▶ Material provided:
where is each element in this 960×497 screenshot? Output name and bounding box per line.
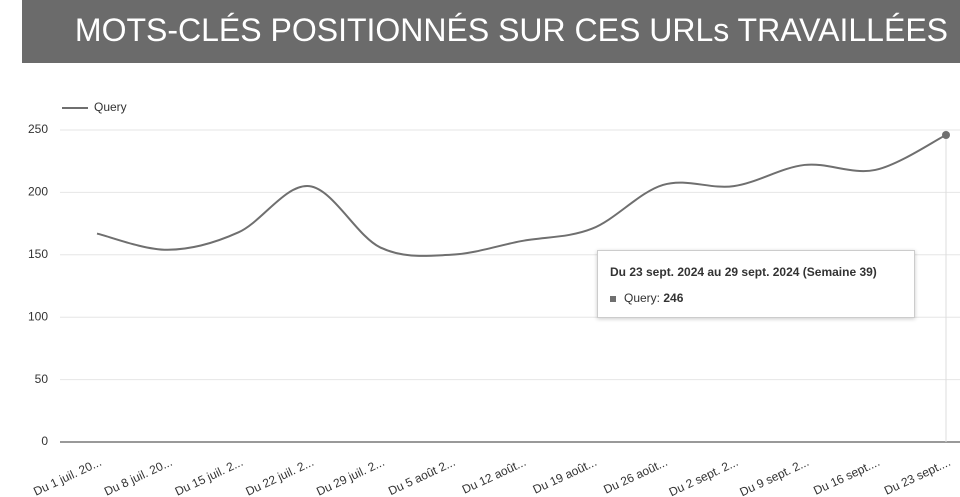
---
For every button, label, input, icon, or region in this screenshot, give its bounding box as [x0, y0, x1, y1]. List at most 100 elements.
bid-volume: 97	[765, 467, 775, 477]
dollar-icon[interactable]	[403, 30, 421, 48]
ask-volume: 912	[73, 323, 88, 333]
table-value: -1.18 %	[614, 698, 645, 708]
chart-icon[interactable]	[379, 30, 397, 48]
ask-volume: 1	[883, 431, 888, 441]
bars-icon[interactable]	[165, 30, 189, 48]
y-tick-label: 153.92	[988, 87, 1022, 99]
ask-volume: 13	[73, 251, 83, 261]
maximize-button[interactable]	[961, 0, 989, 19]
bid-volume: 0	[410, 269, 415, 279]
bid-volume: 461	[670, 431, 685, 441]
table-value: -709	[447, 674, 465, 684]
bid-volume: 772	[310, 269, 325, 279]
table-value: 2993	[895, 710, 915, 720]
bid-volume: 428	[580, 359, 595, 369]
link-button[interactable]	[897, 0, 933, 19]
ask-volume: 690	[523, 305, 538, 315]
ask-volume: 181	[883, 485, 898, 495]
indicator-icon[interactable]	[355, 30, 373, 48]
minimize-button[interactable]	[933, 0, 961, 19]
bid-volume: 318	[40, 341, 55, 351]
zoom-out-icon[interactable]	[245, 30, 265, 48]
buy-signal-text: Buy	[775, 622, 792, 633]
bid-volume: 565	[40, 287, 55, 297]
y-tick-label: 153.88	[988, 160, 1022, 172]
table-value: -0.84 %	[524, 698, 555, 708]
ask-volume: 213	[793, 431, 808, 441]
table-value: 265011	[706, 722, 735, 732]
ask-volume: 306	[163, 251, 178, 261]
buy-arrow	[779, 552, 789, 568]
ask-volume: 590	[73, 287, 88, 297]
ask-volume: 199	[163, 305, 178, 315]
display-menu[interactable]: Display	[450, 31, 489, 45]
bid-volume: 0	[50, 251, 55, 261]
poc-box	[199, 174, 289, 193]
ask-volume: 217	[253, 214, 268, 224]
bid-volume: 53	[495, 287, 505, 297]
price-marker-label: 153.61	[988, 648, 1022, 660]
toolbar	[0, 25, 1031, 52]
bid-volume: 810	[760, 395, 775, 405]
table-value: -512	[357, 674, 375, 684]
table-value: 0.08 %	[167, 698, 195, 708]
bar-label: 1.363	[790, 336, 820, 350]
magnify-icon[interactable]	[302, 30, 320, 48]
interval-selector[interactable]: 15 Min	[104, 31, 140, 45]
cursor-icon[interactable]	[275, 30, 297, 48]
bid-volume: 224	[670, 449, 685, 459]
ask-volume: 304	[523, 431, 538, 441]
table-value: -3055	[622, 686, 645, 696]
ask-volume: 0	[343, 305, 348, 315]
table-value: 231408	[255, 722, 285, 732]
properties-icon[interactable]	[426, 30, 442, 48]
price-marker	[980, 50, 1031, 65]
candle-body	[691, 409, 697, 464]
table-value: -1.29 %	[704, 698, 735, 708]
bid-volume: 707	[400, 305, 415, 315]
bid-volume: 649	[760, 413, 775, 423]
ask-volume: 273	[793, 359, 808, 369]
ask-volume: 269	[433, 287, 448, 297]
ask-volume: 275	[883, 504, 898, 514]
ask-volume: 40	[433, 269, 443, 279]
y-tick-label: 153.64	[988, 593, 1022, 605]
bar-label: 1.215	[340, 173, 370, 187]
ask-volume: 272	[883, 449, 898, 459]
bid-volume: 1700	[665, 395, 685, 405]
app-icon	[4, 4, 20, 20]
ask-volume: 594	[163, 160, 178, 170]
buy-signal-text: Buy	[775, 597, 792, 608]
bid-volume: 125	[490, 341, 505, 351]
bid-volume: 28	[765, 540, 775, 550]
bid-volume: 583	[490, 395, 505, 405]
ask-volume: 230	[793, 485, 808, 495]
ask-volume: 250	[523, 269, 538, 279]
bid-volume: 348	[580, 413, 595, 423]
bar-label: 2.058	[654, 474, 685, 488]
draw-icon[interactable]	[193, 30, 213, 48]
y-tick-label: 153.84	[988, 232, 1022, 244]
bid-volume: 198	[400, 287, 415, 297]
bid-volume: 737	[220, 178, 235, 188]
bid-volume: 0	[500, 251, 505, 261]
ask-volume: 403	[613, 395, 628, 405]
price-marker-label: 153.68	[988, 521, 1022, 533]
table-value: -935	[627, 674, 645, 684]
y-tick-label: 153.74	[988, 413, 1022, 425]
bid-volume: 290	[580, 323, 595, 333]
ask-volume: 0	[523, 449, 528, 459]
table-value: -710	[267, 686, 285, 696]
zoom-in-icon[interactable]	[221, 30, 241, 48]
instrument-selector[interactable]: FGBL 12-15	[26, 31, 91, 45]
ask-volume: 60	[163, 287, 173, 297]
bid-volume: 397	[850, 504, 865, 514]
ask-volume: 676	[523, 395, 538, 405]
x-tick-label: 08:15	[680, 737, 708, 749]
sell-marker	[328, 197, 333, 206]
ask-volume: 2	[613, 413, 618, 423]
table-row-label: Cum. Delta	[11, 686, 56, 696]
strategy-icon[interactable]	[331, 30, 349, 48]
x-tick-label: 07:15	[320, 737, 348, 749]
...
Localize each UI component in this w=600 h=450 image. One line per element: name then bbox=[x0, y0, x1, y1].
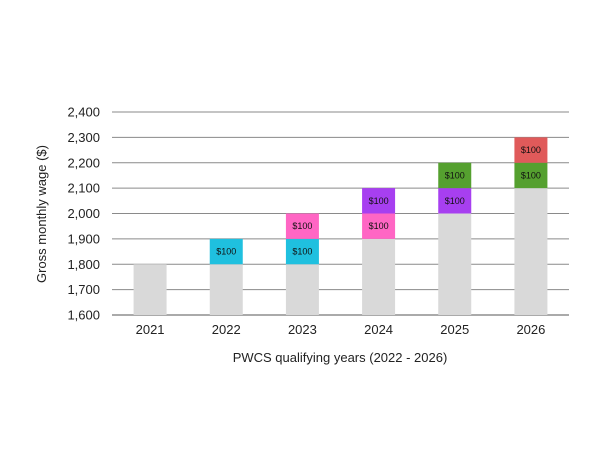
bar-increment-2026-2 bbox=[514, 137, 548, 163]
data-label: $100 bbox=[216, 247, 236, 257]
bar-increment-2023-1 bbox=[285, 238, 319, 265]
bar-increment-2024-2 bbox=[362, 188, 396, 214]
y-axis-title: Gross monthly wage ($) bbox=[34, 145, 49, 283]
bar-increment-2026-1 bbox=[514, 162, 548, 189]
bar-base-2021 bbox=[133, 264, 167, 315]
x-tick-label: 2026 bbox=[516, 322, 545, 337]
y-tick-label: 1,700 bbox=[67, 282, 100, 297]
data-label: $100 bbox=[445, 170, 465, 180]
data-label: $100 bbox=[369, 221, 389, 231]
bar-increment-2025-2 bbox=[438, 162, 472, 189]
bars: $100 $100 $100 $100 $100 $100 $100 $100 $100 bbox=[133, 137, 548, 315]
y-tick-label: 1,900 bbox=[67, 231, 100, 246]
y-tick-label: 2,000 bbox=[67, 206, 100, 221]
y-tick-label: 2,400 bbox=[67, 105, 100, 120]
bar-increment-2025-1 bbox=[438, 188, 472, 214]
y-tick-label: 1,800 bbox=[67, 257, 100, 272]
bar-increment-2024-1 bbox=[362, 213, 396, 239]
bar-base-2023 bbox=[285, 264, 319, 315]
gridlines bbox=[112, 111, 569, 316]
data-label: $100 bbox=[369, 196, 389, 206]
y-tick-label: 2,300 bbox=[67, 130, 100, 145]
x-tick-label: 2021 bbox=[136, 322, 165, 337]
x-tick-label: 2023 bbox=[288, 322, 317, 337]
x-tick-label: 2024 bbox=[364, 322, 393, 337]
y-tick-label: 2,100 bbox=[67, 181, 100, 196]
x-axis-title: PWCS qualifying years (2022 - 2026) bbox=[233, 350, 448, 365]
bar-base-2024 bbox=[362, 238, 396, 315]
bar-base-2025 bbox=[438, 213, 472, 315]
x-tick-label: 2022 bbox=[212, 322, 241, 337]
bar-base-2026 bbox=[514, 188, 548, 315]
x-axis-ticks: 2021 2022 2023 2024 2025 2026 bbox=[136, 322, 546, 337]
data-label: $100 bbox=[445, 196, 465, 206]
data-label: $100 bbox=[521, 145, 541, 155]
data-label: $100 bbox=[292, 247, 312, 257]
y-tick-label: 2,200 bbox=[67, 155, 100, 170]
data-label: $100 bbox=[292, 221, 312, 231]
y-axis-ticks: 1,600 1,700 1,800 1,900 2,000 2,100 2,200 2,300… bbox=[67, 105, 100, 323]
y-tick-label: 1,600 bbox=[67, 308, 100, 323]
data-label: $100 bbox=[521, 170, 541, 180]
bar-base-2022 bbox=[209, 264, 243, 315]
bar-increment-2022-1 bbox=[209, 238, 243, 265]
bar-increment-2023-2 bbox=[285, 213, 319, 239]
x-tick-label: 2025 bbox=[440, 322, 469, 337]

▶ Task instructions: Can you set out the listing above as a numbered list, from the line with "Localize each UI" to the line with "x-tick-label: 2021 bbox=[136, 322, 165, 337]", both included? Skip blank lines and leave out the pictures.

▶ Solution below:
1. Localize each UI component in this w=600 h=450 image. One line per element: name then bbox=[x0, y0, x1, y1].
2. bar-increment-2026-2 bbox=[514, 137, 548, 163]
3. data-label: $100 bbox=[216, 247, 236, 257]
4. bar-increment-2023-1 bbox=[285, 238, 319, 265]
5. bar-increment-2024-2 bbox=[362, 188, 396, 214]
6. y-axis-title: Gross monthly wage ($) bbox=[34, 145, 49, 283]
7. bar-increment-2026-1 bbox=[514, 162, 548, 189]
8. bar-base-2021 bbox=[133, 264, 167, 315]
9. x-tick-label: 2026 bbox=[516, 322, 545, 337]
10. y-tick-label: 1,700 bbox=[67, 282, 100, 297]
11. data-label: $100 bbox=[445, 170, 465, 180]
12. data-label: $100 bbox=[369, 221, 389, 231]
13. bar-increment-2025-2 bbox=[438, 162, 472, 189]
14. bars: $100 $100 $100 $100 $100 $100 $100 $100 $100 bbox=[133, 137, 548, 315]
15. y-tick-label: 1,900 bbox=[67, 231, 100, 246]
16. y-tick-label: 2,000 bbox=[67, 206, 100, 221]
17. y-tick-label: 2,400 bbox=[67, 105, 100, 120]
18. bar-increment-2025-1 bbox=[438, 188, 472, 214]
19. y-tick-label: 1,800 bbox=[67, 257, 100, 272]
20. bar-increment-2024-1 bbox=[362, 213, 396, 239]
21. bar-base-2023 bbox=[285, 264, 319, 315]
22. gridlines bbox=[112, 111, 569, 316]
23. data-label: $100 bbox=[369, 196, 389, 206]
24. y-tick-label: 2,300 bbox=[67, 130, 100, 145]
25. x-tick-label: 2021 bbox=[136, 322, 165, 337]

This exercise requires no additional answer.